Document section:
We have a government that’s made up, basically of four parts: the three branches, and one of those branches is divided into two. By the original Constitution, every one of those groups was chosen in a different fashion, and serves for a different term. So what that does is, if you have any major change, that somebody wants to make happen, it’s very difficult. It’s very difficult to achieve large-scale change. You have to get a consensus of four groups, so it’s going to take a lot of work, a lot of agreement, and some time. That was the preserve, to make sure we don’t enter into foolish changes, that we don’t move too quickly, that we consider things very well.
Harmony: And we’re talking there about the system of checks and balances. These people were falling over themselves to make sure that nobody could run away with power. How do all these three branches work together to keep each other in check, to make sure that no one part of that triumvirate has the balance of power?
Ron: They have to keep an eye on one another, and the people have to keep an eye on all of them. It's well-delineated in the Constitution what authorities or powers go to one another, but it seemed to be apparent even to Washington that those could be overstepped. Because he warns us of that when he steps out of the presidency. He states in his farewell address that we should never allow any branch of government to encroach upon the other branches, because it creates despotism and concentrates all the power into just a few hands.
He mentions that there very well may raise occasions where it seems like a good idea, like it will be some short-term benefit or it will move us forward, or it might improve our safety and our defense. But, again looking back to history and looking back to the republic of Rome, it’s usually by encroachment that free governments are destroyed.

Stated goal 1:
Rewrite the stretch of records from the start through the line containing "callout-4-lower: 4 <box>842", changing "callout-4-top" to "callout-4-upper" and leaving everything else as is.

[Element placement data]

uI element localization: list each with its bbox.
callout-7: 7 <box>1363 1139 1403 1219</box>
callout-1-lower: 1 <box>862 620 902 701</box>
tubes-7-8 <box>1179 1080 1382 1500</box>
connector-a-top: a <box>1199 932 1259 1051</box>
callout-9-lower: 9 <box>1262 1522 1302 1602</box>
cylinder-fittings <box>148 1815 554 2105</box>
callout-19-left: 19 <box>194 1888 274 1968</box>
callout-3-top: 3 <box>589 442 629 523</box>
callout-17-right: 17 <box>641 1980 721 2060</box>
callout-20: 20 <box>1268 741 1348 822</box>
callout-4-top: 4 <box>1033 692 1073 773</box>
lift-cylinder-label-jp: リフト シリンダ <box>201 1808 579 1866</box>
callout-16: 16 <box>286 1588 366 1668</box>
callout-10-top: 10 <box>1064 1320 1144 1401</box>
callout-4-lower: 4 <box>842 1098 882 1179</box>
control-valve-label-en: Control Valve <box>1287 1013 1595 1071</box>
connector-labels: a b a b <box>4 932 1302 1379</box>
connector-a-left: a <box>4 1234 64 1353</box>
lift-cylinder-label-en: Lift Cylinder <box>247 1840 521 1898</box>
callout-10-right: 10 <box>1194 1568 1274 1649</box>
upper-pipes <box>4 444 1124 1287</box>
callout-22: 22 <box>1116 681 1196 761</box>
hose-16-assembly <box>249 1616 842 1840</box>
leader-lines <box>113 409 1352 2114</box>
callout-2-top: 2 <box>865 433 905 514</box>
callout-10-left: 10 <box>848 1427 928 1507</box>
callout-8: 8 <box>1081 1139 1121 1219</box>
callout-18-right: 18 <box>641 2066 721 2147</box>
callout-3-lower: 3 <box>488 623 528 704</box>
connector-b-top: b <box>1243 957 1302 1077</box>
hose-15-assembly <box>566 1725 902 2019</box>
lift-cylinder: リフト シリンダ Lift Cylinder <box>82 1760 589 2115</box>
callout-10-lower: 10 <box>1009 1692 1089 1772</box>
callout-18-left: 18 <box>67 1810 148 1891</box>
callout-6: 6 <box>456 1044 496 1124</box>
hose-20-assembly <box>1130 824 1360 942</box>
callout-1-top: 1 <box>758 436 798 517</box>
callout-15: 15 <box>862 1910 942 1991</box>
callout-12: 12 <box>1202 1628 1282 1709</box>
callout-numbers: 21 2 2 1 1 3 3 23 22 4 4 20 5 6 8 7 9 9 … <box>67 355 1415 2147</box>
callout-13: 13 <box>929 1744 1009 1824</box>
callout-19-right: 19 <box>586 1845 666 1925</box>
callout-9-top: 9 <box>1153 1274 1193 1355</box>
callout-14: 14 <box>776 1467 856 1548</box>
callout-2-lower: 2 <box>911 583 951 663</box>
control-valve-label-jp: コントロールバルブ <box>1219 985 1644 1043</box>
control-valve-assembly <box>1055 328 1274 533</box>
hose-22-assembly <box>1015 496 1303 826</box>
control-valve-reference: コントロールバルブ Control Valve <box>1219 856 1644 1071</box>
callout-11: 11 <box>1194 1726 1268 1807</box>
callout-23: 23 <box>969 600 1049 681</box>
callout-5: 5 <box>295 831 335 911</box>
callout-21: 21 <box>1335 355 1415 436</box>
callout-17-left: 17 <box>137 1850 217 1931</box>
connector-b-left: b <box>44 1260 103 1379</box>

Stated goal 2:
Check each statement against the discussion of checks and balances. Answer yes or no, and quote the words from the text that settle it.
(a) Under the original Constitution, the four groups of government were all chosen in the same way.
(b) Washington's farewell address warned against letting any branch of government encroach on the others.
(c) The speaker looks back to the republic of Rome when discussing how free governments are destroyed.

Exercise solution 1:
uI element localization: list each with its bbox.
callout-7: 7 <box>1363 1139 1403 1219</box>
callout-1-lower: 1 <box>862 620 902 701</box>
tubes-7-8 <box>1179 1080 1382 1500</box>
connector-a-top: a <box>1199 932 1259 1051</box>
callout-9-lower: 9 <box>1262 1522 1302 1602</box>
cylinder-fittings <box>148 1815 554 2105</box>
callout-19-left: 19 <box>194 1888 274 1968</box>
callout-3-top: 3 <box>589 442 629 523</box>
callout-17-right: 17 <box>641 1980 721 2060</box>
callout-20: 20 <box>1268 741 1348 822</box>
callout-4-upper: 4 <box>1033 692 1073 773</box>
lift-cylinder-label-jp: リフト シリンダ <box>201 1808 579 1866</box>
callout-16: 16 <box>286 1588 366 1668</box>
callout-10-top: 10 <box>1064 1320 1144 1401</box>
callout-4-lower: 4 <box>842 1098 882 1179</box>

Exercise solution 2:
(a) No: "every one of those groups was chosen in a different fashion, and serves for a different term"
(b) Yes: "He states in his farewell address that we should never allow any branch of government to encroach upon the other branches"
(c) Yes: "looking back to the republic of Rome"